**GIVEN ENTRIES:**
⟨

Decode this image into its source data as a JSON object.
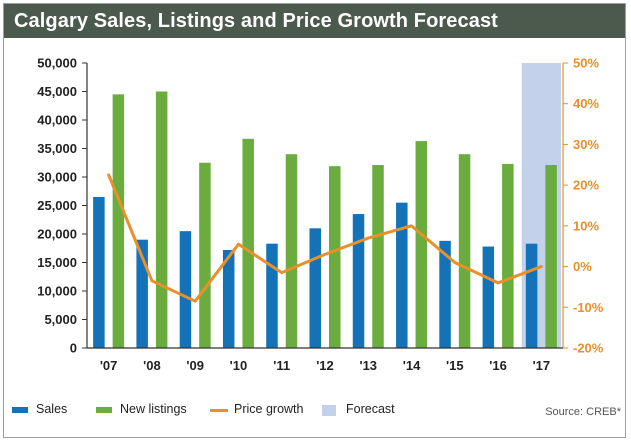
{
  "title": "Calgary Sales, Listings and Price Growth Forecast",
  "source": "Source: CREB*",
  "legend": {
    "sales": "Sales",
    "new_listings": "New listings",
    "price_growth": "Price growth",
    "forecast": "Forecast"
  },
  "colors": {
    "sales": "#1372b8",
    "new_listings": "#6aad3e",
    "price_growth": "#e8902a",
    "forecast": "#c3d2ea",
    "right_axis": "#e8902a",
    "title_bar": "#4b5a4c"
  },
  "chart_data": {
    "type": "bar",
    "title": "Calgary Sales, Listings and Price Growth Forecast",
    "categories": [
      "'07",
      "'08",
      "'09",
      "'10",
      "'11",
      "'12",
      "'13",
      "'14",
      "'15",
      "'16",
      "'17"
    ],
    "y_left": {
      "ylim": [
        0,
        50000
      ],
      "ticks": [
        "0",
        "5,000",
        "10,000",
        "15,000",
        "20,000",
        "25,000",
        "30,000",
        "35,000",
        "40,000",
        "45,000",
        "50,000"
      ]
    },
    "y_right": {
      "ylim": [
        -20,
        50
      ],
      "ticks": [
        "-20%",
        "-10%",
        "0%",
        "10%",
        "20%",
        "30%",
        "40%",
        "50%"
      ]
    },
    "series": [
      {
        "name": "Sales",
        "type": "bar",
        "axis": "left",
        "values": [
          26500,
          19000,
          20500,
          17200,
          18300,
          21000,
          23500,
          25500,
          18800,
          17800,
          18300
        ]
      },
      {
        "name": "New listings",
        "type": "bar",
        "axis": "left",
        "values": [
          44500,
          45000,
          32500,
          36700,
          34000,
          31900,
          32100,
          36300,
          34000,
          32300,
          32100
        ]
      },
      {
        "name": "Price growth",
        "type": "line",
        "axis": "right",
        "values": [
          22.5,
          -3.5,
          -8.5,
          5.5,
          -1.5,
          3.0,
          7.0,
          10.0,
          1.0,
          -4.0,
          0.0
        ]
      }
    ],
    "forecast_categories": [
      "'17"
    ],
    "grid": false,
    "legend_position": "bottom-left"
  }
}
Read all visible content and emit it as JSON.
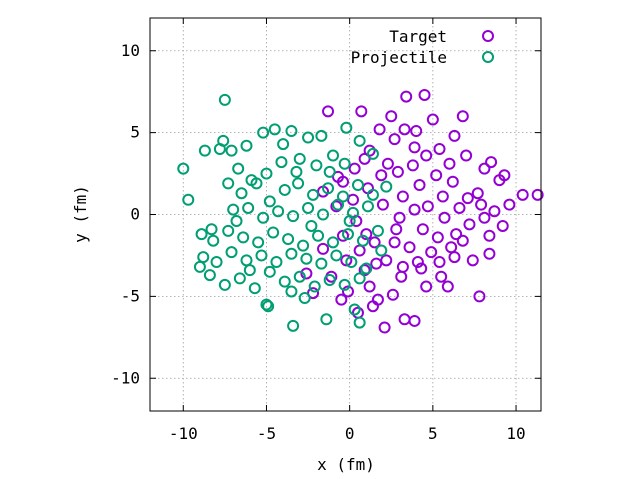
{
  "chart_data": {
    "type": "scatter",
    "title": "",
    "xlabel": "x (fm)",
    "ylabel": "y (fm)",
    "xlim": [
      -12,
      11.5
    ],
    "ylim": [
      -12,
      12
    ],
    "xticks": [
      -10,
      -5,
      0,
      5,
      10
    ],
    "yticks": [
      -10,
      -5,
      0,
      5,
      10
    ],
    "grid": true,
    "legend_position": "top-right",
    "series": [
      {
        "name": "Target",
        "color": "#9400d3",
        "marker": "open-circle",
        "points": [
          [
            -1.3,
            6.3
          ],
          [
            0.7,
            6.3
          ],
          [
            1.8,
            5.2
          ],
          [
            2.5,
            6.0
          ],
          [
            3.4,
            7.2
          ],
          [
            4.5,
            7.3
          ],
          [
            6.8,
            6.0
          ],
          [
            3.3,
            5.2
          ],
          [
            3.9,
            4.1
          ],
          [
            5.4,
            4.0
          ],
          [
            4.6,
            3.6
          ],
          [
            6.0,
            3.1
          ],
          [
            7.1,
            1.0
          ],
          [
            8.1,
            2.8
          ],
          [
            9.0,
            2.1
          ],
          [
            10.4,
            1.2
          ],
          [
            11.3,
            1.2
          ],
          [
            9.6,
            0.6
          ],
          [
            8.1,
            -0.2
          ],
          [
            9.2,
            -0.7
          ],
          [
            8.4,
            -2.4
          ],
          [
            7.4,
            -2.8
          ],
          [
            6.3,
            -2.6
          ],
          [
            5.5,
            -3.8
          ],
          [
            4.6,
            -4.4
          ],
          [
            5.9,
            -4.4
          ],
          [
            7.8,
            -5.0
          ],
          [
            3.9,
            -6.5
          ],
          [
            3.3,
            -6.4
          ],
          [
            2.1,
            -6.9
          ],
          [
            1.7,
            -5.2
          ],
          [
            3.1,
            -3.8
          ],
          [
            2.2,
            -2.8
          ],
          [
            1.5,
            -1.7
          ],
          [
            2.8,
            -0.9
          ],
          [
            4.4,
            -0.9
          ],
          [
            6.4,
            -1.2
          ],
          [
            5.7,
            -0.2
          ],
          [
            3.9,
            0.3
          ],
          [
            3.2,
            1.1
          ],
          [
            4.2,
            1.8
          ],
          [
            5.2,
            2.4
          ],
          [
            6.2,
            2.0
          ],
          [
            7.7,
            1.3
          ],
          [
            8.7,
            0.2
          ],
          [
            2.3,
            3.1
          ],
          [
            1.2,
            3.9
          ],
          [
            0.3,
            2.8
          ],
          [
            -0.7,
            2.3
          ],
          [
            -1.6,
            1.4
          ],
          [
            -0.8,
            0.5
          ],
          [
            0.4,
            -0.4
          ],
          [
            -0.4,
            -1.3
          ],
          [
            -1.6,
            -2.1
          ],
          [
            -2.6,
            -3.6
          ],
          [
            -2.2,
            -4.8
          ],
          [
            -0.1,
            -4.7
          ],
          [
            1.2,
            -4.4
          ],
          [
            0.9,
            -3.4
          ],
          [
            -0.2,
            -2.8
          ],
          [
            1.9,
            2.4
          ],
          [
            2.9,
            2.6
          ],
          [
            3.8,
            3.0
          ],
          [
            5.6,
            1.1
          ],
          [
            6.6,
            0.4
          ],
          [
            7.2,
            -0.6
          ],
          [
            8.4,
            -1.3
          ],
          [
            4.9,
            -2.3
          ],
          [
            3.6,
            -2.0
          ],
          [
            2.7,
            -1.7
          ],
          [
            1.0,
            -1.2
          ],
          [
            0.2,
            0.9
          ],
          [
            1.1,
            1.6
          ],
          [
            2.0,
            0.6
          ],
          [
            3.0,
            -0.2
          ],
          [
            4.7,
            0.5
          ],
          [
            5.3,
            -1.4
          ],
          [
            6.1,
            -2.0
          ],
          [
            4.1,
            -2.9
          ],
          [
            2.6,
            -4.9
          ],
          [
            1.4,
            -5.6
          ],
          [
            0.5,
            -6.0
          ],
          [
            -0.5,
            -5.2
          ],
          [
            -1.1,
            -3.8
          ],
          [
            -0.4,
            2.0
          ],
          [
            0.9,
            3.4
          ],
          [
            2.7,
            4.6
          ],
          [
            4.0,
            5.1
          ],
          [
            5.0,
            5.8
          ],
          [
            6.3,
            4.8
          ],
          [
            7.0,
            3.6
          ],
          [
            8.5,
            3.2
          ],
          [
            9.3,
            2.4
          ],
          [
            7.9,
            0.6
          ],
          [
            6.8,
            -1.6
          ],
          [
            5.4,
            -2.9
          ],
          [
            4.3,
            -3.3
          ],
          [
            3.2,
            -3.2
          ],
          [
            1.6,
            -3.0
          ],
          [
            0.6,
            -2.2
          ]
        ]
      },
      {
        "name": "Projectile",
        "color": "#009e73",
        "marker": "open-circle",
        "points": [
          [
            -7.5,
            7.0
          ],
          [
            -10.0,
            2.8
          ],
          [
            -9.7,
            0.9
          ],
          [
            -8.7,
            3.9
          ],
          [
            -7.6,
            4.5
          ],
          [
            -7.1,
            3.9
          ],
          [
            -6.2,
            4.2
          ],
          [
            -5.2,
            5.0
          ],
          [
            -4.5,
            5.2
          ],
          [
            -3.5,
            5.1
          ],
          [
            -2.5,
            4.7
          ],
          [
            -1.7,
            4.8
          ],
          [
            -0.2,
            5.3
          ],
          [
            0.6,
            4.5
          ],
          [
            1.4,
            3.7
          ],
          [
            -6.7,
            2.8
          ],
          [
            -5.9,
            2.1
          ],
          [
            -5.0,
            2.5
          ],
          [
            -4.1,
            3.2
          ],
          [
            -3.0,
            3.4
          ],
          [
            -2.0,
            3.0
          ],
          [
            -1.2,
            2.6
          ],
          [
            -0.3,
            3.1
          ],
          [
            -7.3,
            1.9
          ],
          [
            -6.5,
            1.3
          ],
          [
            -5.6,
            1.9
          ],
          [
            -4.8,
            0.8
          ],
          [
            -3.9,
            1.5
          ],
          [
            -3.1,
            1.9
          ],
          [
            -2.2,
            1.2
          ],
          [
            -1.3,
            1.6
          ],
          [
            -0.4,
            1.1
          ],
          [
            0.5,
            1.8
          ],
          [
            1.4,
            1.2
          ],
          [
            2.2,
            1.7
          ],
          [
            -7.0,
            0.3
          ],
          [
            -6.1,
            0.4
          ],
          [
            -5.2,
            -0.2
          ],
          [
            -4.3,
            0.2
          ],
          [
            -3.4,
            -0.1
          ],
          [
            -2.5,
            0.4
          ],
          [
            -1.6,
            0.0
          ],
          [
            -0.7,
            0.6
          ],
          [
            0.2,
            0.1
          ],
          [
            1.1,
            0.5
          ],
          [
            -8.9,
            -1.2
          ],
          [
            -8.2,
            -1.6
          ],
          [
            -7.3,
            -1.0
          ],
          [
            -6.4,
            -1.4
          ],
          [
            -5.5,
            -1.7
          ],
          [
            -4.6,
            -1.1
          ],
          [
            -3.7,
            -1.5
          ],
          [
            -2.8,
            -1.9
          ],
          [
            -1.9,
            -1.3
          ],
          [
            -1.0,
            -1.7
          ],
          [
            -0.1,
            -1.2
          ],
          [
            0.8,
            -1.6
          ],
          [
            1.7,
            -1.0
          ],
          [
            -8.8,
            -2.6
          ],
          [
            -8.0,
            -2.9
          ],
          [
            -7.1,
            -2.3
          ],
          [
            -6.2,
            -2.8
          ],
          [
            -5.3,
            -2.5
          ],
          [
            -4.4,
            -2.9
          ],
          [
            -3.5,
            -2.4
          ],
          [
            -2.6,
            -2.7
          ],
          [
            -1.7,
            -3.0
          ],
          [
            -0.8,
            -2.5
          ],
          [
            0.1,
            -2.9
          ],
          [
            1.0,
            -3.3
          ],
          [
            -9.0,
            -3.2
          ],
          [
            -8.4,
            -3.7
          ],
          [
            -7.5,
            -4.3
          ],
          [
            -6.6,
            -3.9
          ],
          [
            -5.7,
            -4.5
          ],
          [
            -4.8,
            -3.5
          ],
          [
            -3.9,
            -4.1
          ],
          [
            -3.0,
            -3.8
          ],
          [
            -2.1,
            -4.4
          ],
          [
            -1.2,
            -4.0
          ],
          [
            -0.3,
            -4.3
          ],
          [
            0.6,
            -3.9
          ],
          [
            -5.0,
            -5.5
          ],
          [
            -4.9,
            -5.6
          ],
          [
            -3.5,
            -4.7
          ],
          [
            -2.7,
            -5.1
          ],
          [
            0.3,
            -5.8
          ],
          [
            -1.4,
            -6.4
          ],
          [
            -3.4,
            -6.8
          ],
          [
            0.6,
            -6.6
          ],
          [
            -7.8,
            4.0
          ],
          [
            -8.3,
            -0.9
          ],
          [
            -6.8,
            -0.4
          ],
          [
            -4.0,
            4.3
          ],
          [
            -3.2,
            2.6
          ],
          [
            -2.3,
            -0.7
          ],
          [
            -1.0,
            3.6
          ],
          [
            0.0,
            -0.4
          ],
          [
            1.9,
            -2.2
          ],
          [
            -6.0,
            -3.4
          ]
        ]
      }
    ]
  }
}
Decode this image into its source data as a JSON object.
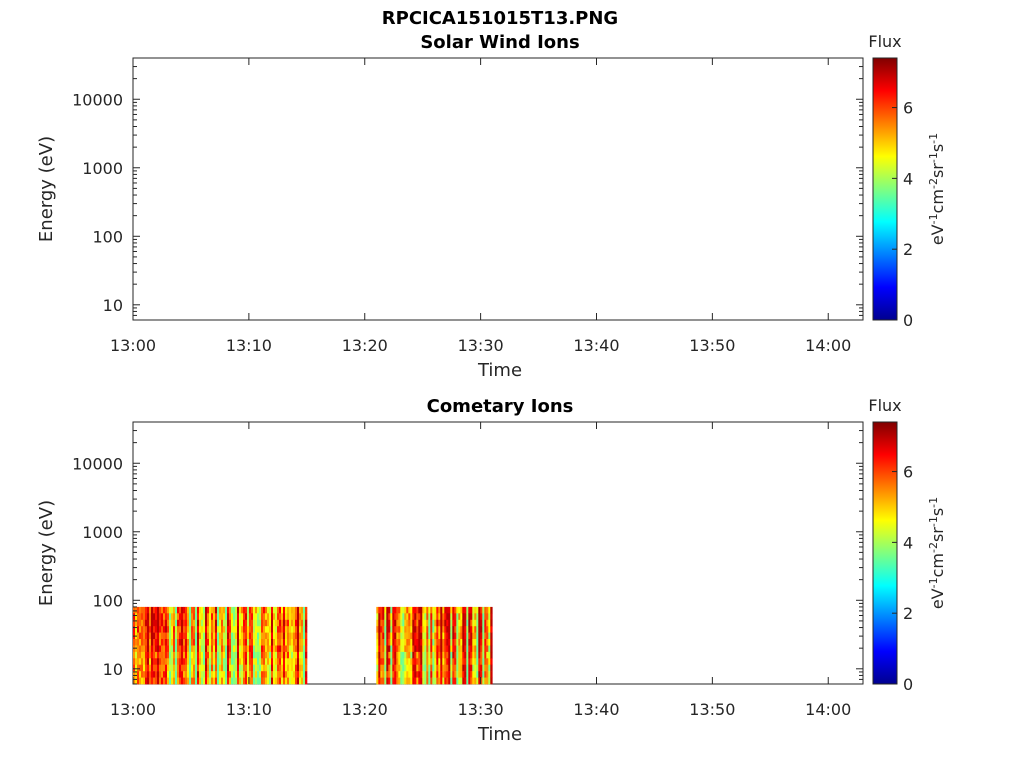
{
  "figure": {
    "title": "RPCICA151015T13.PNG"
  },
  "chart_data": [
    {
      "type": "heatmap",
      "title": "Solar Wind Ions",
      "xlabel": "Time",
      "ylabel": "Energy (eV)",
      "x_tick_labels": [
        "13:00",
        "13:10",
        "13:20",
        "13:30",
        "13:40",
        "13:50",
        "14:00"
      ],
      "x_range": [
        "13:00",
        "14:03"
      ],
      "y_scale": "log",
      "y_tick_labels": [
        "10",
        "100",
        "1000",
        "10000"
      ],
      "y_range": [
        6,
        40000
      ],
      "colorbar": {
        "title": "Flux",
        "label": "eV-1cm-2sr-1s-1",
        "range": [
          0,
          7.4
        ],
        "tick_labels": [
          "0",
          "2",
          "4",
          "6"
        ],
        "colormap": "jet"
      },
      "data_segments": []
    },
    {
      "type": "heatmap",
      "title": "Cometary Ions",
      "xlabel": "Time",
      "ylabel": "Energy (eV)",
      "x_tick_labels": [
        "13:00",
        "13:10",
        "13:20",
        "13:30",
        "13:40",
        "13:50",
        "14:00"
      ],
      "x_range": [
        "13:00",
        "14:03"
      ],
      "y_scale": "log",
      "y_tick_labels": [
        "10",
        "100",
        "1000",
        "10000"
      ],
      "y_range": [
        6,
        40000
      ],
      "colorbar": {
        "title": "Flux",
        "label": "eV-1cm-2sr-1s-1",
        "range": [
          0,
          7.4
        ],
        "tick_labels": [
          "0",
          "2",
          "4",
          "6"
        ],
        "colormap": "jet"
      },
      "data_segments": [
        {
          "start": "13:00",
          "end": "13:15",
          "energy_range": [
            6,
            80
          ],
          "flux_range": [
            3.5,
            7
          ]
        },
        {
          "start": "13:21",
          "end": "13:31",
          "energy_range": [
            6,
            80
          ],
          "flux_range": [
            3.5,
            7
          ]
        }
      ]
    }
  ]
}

⟩

**EXERCISE DETAILS:**
Each line in the entries above that includes the string "type" should be extracted.

**THE COMPLETED TASK:**
    "type": "bar",
        "type": "bar",
        "type": "bar",
        "type": "line",
    "type": "scatter",
      "type": "heatmap",
      "type": "heatmap",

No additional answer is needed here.